Structured figure records

=====

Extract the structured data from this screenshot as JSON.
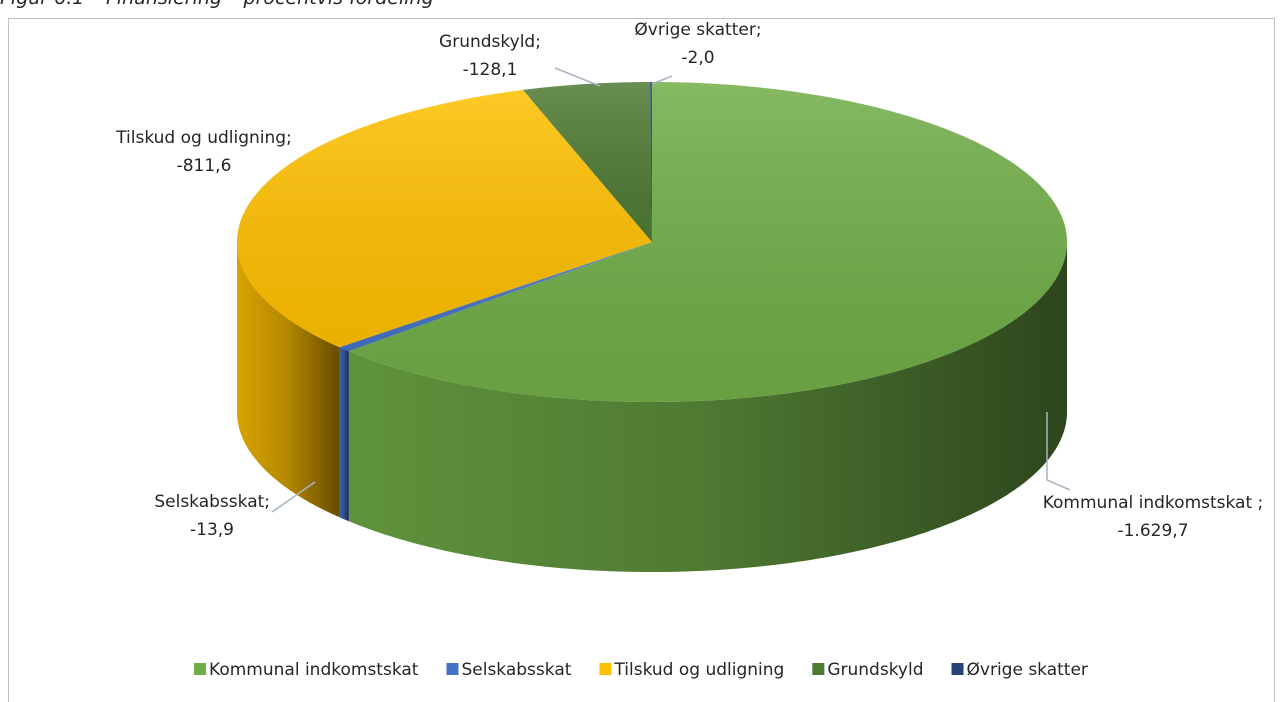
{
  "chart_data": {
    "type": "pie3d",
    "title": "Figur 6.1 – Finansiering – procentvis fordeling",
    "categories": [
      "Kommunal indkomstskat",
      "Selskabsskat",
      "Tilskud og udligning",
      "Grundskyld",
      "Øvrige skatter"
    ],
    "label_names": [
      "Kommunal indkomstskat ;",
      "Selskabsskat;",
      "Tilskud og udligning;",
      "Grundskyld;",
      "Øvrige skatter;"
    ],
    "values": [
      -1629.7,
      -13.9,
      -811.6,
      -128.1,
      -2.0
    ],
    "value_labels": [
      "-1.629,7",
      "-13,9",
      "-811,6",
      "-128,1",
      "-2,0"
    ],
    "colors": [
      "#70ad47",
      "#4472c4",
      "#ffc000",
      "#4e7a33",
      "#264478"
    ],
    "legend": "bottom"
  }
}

=====

■ Task instructions: Copy every line in the records above that contains the word "Kommunal".

■ Finished exercise:
      "Kommunal indkomstskat",
      "Kommunal indkomstskat ;",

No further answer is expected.